▸ **STATED GOAL**:
Identify and pull out each line of the entries in which "Begin" occurs.

-- START GIVEN INFORMATION --

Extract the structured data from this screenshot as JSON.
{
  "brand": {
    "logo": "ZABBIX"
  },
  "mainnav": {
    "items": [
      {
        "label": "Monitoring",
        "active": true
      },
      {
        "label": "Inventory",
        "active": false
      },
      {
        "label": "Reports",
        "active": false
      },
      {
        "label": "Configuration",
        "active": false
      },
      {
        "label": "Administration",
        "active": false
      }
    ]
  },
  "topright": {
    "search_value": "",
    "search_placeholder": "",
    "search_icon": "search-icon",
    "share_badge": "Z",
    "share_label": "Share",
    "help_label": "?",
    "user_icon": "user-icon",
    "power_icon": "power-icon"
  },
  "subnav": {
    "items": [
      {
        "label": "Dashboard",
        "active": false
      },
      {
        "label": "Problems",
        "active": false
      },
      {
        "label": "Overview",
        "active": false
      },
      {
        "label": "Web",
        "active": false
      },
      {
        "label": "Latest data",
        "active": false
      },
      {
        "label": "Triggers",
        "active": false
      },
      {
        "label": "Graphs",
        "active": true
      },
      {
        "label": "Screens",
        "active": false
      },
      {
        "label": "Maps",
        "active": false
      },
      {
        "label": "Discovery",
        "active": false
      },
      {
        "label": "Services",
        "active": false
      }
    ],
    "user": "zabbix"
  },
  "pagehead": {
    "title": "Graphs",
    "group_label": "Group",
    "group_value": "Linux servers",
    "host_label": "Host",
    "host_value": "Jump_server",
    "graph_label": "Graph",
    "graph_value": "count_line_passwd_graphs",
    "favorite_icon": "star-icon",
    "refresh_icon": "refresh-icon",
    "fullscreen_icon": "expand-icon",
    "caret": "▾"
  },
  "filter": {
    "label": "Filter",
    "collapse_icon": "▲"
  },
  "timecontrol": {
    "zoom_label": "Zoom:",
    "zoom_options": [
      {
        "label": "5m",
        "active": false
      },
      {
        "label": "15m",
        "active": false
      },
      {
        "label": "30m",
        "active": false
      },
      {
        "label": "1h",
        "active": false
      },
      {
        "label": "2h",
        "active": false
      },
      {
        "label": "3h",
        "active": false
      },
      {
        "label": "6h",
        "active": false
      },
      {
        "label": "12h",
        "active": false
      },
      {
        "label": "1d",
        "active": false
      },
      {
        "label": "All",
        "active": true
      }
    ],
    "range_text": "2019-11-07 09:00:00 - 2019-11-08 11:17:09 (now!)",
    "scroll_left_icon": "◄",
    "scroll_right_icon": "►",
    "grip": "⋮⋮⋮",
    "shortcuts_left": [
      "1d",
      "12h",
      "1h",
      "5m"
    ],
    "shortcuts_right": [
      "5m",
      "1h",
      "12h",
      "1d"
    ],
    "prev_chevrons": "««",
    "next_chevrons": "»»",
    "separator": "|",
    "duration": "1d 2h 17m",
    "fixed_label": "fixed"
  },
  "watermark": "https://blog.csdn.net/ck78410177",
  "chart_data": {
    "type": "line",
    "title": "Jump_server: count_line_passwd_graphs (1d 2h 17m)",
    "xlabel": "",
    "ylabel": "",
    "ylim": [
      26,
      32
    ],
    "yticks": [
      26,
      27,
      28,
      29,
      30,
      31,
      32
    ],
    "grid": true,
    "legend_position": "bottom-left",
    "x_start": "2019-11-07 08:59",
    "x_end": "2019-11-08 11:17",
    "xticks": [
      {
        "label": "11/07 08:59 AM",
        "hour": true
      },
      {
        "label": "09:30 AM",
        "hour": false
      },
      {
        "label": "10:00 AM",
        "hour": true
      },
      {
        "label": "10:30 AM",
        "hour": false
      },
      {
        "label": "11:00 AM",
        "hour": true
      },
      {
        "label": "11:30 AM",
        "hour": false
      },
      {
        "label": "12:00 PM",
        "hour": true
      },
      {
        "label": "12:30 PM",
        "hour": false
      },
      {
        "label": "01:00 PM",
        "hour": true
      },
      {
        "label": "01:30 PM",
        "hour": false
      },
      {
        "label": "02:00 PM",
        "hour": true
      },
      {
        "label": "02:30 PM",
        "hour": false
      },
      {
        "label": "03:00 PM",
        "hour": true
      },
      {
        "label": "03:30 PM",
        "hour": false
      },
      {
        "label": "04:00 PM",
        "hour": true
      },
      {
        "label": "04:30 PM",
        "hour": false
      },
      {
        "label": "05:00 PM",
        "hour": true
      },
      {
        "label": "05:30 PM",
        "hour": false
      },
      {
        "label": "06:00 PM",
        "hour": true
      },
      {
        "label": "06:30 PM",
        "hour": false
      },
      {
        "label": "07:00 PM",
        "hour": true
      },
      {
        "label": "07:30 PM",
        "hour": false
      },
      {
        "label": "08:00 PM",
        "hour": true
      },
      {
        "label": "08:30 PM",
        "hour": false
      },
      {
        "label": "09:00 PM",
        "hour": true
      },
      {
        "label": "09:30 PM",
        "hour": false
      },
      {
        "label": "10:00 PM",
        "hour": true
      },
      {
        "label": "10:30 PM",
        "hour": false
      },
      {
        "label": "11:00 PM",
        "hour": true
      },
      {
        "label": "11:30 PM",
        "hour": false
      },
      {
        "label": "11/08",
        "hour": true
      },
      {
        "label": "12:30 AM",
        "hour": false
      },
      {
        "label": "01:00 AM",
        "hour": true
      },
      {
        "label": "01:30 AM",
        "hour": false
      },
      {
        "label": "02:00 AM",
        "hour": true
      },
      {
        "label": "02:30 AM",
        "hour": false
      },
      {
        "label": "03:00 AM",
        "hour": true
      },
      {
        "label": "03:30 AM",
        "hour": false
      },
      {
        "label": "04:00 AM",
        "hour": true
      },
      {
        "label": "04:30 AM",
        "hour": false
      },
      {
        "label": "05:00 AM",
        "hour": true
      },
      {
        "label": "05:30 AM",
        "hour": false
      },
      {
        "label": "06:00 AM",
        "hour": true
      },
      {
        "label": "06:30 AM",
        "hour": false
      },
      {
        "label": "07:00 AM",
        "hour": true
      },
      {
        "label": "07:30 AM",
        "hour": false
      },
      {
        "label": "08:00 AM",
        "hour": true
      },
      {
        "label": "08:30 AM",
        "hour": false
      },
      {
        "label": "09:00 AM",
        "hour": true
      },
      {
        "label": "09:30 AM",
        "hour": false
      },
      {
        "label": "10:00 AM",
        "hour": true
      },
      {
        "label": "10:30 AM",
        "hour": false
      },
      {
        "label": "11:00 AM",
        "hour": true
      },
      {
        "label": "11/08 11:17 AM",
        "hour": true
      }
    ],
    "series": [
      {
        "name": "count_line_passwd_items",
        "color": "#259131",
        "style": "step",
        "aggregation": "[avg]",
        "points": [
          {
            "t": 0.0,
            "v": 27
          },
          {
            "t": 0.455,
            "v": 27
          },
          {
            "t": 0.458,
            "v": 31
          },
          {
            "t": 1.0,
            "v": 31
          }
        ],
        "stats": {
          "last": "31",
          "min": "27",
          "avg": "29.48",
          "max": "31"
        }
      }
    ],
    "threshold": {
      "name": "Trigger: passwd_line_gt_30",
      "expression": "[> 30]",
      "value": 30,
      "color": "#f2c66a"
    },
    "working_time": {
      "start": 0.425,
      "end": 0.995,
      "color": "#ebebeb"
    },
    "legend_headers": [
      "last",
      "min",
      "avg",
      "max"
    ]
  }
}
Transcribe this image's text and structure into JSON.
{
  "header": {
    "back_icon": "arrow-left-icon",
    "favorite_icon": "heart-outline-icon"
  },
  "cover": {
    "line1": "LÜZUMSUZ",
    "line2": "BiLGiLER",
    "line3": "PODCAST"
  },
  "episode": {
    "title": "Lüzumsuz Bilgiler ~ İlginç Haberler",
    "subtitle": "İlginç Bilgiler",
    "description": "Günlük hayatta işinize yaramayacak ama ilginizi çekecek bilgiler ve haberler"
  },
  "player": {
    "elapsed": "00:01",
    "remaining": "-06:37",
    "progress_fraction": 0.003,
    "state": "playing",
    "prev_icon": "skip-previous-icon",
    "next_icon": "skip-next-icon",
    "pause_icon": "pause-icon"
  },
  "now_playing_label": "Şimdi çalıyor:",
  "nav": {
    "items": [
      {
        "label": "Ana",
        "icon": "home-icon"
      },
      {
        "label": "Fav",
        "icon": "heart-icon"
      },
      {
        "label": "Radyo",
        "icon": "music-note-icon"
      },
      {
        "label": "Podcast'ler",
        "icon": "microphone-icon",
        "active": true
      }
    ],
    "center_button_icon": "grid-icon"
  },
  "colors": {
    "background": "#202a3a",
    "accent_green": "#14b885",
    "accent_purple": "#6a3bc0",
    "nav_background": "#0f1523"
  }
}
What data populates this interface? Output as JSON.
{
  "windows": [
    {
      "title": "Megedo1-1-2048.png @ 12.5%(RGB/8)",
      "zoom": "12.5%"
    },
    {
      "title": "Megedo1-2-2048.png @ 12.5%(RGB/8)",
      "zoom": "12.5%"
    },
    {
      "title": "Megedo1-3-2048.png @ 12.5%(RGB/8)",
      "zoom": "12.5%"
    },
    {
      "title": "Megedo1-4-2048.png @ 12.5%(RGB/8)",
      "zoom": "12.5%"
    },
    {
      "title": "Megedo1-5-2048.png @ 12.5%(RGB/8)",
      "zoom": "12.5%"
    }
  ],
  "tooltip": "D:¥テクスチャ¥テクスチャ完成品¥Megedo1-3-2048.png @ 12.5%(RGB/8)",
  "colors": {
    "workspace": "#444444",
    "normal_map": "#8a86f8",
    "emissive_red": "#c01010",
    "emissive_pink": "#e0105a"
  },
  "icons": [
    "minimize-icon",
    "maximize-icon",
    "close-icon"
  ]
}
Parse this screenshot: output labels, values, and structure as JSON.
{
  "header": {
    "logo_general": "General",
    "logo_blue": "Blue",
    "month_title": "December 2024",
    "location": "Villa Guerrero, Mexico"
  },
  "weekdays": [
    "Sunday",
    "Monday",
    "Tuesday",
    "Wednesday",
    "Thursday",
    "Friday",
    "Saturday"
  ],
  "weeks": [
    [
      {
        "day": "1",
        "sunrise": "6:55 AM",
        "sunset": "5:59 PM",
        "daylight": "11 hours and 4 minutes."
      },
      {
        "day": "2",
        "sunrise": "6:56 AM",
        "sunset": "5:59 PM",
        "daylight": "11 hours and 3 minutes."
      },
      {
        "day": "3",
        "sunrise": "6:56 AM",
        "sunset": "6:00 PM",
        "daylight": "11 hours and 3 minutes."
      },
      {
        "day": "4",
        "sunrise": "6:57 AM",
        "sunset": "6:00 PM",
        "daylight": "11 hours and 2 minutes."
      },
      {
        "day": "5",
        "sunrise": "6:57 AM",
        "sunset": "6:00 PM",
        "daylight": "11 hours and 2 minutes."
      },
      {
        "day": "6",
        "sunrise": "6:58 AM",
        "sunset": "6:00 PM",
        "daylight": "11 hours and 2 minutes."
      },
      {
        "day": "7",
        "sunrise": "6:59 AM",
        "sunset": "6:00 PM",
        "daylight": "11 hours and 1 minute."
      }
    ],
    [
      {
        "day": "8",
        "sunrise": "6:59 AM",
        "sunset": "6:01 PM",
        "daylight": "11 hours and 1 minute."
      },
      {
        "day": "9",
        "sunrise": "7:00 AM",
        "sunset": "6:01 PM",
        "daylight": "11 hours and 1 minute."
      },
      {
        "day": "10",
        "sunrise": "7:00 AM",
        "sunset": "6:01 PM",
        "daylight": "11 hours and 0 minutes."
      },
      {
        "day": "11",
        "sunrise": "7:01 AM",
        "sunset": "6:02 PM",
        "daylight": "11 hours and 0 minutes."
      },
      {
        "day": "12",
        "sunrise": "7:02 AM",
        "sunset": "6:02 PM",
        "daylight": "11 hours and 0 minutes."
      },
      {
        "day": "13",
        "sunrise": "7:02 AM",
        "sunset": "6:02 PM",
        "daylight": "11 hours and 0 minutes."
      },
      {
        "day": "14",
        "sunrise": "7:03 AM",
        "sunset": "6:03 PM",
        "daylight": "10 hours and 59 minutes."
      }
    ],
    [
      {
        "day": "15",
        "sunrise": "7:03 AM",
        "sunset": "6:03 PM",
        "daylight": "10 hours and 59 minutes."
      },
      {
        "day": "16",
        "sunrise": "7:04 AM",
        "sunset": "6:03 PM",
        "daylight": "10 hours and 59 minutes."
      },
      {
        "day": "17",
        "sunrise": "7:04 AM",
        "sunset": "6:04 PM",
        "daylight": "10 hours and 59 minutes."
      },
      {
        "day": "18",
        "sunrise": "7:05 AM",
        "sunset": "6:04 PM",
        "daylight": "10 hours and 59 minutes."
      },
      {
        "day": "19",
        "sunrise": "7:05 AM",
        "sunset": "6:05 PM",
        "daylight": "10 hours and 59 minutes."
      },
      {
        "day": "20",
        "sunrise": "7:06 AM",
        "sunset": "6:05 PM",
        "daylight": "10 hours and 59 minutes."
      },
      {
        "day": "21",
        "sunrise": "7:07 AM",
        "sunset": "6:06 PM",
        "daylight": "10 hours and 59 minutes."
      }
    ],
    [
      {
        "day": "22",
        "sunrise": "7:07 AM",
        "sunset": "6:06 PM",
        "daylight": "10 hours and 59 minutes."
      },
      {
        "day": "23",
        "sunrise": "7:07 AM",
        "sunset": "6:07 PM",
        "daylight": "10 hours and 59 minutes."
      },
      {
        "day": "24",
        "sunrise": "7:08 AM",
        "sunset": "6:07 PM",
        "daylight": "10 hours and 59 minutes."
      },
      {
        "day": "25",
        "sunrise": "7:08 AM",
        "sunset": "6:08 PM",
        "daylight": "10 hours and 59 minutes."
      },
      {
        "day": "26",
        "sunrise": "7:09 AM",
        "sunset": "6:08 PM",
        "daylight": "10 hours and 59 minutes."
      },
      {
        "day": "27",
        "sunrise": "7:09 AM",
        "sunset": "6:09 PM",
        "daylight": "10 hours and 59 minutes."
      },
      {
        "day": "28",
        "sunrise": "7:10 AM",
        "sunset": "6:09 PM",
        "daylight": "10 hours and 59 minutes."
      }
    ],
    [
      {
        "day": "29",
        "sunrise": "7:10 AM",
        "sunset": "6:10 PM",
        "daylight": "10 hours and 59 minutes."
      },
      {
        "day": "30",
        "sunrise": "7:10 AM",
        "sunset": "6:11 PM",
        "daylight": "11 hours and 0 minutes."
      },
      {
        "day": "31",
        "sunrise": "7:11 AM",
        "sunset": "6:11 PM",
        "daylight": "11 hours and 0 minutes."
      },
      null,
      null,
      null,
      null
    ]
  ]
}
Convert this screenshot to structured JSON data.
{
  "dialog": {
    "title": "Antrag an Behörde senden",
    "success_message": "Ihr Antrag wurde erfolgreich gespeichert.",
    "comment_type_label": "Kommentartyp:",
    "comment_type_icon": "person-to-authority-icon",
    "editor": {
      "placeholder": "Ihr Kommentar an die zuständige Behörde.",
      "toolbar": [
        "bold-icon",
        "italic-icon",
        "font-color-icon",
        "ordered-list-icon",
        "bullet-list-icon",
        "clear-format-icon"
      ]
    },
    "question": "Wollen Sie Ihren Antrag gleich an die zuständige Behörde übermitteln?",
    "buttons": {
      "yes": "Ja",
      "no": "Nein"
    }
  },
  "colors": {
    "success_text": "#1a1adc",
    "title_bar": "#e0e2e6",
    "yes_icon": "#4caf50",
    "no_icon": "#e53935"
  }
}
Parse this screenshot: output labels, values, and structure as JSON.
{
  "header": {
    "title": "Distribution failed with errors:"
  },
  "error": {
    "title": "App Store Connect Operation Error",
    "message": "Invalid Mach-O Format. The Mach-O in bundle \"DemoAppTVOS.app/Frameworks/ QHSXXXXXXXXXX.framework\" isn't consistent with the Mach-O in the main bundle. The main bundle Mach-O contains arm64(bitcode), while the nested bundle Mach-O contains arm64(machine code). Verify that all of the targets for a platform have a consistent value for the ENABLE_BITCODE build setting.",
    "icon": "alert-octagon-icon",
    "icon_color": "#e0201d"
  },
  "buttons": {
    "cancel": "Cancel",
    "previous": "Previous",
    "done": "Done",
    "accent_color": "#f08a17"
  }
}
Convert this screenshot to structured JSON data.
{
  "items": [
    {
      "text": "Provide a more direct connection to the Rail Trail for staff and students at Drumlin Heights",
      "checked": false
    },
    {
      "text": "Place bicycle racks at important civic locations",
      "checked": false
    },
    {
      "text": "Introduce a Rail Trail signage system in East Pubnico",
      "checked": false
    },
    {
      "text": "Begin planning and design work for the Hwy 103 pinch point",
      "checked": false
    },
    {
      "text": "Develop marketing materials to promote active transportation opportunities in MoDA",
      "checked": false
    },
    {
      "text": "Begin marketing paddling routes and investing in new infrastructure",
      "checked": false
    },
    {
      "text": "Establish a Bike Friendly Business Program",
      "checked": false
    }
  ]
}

-- END GIVEN INFORMATION --

▸ **SOLUTION TO THIS PROBLEM**:
      "text": "Begin planning and design work for the Hwy 103 pinch point",
      "text": "Begin marketing paddling routes and investing in new infrastructure",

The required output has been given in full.